* Instructions to follow *
From the records, pick out and copy each line containing "color".

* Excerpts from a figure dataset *
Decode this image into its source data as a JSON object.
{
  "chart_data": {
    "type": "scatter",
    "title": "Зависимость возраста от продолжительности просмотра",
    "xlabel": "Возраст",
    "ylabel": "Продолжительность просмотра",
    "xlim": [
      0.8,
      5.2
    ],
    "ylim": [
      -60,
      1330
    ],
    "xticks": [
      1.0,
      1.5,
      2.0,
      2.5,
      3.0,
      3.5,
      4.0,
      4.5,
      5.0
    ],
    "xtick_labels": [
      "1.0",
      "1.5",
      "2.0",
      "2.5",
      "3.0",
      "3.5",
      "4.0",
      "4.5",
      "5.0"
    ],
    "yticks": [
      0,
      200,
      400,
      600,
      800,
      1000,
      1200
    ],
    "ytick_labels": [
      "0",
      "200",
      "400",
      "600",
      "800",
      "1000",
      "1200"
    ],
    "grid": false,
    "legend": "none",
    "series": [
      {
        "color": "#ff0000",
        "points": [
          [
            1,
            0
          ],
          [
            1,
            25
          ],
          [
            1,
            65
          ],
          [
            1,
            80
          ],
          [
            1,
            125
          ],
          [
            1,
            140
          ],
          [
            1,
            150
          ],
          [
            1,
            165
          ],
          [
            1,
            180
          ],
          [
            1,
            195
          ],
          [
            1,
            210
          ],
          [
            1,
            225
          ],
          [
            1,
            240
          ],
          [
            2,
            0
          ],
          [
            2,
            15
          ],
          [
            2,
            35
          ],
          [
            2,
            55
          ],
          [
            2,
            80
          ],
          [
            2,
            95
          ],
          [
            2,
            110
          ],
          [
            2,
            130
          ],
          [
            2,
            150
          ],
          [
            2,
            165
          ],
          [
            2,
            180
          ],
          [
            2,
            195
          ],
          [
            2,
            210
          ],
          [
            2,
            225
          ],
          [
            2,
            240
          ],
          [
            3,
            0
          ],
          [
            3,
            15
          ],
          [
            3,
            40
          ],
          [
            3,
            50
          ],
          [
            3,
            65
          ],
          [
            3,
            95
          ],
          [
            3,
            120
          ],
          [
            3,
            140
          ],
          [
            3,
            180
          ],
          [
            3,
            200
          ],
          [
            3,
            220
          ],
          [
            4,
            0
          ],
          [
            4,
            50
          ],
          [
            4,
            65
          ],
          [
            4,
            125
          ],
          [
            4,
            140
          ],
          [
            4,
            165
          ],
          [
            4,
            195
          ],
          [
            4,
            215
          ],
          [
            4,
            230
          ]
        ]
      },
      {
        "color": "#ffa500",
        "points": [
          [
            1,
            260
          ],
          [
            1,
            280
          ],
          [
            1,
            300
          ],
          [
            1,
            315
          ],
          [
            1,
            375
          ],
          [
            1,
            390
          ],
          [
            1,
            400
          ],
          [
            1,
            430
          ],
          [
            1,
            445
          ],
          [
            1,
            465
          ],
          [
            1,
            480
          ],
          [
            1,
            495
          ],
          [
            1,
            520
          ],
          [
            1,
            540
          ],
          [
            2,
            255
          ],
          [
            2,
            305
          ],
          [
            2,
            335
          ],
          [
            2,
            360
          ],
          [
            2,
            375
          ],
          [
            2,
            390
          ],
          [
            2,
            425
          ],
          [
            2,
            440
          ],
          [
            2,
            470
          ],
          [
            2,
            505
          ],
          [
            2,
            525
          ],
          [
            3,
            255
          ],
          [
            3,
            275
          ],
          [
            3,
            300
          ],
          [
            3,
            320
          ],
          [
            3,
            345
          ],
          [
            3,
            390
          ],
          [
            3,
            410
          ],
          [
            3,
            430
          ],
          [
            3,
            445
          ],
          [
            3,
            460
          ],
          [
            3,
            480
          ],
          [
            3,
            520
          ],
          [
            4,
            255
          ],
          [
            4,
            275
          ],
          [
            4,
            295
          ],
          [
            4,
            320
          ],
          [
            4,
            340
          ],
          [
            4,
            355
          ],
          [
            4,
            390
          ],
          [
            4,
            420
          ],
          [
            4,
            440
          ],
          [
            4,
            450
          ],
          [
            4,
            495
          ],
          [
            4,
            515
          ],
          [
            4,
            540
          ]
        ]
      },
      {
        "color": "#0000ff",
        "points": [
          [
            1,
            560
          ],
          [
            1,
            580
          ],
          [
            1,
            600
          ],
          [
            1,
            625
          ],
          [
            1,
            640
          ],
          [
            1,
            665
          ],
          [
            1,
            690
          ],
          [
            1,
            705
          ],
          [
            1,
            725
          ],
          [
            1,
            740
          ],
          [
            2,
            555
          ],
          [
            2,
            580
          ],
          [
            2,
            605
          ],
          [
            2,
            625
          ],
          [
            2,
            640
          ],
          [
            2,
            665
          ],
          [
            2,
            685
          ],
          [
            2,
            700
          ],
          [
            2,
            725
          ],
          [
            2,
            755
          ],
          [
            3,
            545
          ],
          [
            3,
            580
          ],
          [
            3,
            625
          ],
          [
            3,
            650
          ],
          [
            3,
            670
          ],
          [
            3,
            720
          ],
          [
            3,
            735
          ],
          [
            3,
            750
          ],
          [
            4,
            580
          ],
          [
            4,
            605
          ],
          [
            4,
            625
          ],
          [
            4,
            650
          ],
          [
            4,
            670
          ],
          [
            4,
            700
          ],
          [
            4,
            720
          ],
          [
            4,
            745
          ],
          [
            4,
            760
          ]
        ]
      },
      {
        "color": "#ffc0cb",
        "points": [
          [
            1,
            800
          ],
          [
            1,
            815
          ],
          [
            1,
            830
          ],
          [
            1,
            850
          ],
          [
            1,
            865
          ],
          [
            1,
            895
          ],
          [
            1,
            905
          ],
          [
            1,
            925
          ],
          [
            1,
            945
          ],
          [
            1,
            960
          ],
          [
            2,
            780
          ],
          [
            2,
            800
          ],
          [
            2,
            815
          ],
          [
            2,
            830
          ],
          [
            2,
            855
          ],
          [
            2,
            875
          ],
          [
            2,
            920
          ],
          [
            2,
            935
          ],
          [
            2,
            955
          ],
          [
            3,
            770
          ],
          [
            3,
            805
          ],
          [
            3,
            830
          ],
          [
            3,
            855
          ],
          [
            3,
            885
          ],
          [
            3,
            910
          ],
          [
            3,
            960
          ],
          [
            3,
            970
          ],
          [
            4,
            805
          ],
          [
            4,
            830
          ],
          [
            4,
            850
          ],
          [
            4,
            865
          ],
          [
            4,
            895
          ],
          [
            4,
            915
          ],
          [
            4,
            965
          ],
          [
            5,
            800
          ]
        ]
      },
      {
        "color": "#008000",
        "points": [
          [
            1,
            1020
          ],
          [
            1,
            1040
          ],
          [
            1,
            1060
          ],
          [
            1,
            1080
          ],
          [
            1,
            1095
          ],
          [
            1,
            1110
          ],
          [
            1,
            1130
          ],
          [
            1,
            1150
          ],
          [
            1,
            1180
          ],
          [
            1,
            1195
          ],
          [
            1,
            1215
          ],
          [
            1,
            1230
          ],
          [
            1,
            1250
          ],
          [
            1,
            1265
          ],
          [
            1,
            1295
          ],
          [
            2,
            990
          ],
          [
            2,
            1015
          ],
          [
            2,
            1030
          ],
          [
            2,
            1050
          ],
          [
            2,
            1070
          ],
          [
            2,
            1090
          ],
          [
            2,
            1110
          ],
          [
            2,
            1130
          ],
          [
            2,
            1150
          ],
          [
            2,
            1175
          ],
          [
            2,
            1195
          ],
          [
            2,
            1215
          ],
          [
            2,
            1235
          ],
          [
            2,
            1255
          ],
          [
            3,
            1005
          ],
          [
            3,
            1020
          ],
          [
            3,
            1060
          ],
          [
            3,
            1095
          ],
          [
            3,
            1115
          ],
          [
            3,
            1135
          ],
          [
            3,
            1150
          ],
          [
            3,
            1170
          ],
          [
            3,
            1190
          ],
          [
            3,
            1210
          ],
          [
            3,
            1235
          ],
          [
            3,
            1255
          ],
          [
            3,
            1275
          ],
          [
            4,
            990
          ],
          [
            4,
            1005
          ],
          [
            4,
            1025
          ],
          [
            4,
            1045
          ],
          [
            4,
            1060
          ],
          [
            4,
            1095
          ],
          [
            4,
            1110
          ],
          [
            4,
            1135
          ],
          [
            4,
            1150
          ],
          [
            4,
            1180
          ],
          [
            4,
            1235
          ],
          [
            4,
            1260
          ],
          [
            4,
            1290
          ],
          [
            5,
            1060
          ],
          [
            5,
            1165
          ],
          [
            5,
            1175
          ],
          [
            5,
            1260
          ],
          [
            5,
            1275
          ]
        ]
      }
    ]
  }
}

* Solution to this exercise *
        "color": "#ff0000",
        "color": "#ffa500",
        "color": "#0000ff",
        "color": "#ffc0cb",
        "color": "#008000",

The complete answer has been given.